-- BEGIN Dataset entries --

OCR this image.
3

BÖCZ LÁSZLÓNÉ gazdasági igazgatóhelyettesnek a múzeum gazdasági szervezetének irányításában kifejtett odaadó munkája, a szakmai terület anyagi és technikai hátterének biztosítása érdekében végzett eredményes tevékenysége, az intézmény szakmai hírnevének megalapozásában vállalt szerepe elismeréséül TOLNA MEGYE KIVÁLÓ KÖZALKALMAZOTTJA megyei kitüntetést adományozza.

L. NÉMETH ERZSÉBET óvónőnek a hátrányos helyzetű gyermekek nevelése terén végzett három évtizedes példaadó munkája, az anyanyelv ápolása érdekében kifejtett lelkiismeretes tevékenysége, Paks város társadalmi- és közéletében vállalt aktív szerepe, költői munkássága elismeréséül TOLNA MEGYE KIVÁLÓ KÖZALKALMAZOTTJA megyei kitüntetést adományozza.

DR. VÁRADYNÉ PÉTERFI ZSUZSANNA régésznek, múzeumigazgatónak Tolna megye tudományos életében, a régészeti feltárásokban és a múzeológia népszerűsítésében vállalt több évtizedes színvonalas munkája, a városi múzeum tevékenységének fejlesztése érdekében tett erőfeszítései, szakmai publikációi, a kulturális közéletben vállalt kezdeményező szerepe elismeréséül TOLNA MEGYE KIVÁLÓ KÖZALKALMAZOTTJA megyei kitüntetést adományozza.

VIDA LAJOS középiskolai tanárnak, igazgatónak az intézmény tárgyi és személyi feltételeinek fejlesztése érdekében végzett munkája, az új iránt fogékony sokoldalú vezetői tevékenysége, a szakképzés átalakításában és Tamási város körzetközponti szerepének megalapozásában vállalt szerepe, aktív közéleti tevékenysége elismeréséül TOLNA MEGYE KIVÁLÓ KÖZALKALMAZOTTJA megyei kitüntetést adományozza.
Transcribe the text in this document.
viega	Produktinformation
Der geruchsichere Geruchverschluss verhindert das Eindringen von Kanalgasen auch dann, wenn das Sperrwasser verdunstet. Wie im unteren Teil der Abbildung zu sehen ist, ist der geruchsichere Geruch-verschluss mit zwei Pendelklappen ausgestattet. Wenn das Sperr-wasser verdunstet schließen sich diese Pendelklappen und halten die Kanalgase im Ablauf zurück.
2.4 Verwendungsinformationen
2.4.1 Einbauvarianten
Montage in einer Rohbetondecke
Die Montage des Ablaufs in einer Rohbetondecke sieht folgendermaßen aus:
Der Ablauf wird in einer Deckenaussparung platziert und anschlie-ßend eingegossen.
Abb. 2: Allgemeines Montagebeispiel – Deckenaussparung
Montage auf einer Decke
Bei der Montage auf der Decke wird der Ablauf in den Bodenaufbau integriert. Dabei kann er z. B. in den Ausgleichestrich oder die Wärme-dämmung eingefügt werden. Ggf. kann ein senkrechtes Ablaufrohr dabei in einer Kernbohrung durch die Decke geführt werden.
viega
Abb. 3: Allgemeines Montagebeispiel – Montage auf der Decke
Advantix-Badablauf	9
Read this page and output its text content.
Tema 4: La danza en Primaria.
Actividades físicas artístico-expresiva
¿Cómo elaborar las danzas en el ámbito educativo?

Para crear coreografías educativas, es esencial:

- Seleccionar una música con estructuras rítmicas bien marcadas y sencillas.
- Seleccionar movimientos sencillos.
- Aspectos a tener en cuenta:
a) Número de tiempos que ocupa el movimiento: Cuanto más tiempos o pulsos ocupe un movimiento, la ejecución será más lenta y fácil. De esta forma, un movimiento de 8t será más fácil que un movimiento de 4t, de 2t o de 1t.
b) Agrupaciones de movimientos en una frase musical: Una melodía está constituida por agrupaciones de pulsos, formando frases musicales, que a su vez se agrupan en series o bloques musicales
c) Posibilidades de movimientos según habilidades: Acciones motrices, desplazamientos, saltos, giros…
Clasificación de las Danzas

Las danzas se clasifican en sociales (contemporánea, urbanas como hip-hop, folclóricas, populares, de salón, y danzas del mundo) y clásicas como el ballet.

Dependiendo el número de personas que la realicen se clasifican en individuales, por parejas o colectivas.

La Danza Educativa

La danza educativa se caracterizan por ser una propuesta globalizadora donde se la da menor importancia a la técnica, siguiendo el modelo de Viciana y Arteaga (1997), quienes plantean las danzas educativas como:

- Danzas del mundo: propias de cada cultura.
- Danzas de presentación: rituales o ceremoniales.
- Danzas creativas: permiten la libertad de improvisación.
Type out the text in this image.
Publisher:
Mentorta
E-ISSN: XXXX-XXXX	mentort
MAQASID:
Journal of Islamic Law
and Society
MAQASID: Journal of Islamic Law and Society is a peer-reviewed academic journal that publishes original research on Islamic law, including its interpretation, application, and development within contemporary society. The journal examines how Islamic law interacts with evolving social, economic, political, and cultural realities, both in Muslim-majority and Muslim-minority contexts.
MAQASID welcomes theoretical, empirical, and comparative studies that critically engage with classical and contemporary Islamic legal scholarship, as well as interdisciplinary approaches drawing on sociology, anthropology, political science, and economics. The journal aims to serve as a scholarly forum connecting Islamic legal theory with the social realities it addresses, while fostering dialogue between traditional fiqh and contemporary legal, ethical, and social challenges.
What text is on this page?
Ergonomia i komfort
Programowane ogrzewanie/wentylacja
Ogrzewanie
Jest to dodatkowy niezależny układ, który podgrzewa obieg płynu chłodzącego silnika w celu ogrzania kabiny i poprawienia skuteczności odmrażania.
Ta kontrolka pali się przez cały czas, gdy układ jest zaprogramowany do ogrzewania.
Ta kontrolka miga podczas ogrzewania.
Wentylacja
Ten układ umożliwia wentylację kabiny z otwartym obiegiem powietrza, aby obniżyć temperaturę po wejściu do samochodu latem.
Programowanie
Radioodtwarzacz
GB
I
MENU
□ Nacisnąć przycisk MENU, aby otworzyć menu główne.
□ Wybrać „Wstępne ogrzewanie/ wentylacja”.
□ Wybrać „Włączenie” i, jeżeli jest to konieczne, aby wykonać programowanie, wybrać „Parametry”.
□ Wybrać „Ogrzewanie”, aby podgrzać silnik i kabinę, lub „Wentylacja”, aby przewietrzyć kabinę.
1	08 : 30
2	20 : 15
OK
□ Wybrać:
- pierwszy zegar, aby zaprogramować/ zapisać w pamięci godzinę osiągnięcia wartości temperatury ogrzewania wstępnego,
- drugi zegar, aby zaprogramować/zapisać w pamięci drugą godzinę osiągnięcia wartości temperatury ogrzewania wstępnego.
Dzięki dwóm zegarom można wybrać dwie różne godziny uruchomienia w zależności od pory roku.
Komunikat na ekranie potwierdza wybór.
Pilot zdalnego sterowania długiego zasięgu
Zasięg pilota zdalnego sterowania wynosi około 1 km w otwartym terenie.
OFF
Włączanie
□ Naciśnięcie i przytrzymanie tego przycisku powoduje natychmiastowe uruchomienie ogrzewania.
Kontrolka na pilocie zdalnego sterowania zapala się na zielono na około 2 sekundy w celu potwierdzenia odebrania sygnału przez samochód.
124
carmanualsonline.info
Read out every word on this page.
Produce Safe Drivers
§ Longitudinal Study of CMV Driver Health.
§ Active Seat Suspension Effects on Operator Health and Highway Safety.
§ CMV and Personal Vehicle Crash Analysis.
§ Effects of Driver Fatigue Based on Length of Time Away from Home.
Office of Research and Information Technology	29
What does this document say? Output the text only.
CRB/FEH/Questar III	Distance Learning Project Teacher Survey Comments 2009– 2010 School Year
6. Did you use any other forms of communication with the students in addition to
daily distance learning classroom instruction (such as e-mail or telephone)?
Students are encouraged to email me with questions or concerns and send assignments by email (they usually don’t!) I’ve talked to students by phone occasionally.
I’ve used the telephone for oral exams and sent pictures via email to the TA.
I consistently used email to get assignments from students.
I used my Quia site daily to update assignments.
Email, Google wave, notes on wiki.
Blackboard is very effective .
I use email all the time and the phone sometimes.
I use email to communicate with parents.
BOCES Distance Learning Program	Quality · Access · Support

-- END Dataset entries --

Goal: Extract, from the material above, each line holding the word "aktív".

Answer for the task:
L. NÉMETH ERZSÉBET óvónőnek a hátrányos helyzetű gyermekek nevelése terén végzett három évtizedes példaadó munkája, az anyanyelv ápolása érdekében kifejtett lelkiismeretes tevékenysége, Paks város társadalmi- és közéletében vállalt aktív szerepe, költői munkássága elismeréséül TOLNA MEGYE KIVÁLÓ KÖZALKALMAZOTTJA megyei kitüntetést adományozza.
VIDA LAJOS középiskolai tanárnak, igazgatónak az intézmény tárgyi és személyi feltételeinek fejlesztése érdekében végzett munkája, az új iránt fogékony sokoldalú vezetői tevékenysége, a szakképzés átalakításában és Tamási város körzetközponti szerepének megalapozásában vállalt szerepe, aktív közéleti tevékenysége elismeréséül TOLNA MEGYE KIVÁLÓ KÖZALKALMAZOTTJA megyei kitüntetést adományozza.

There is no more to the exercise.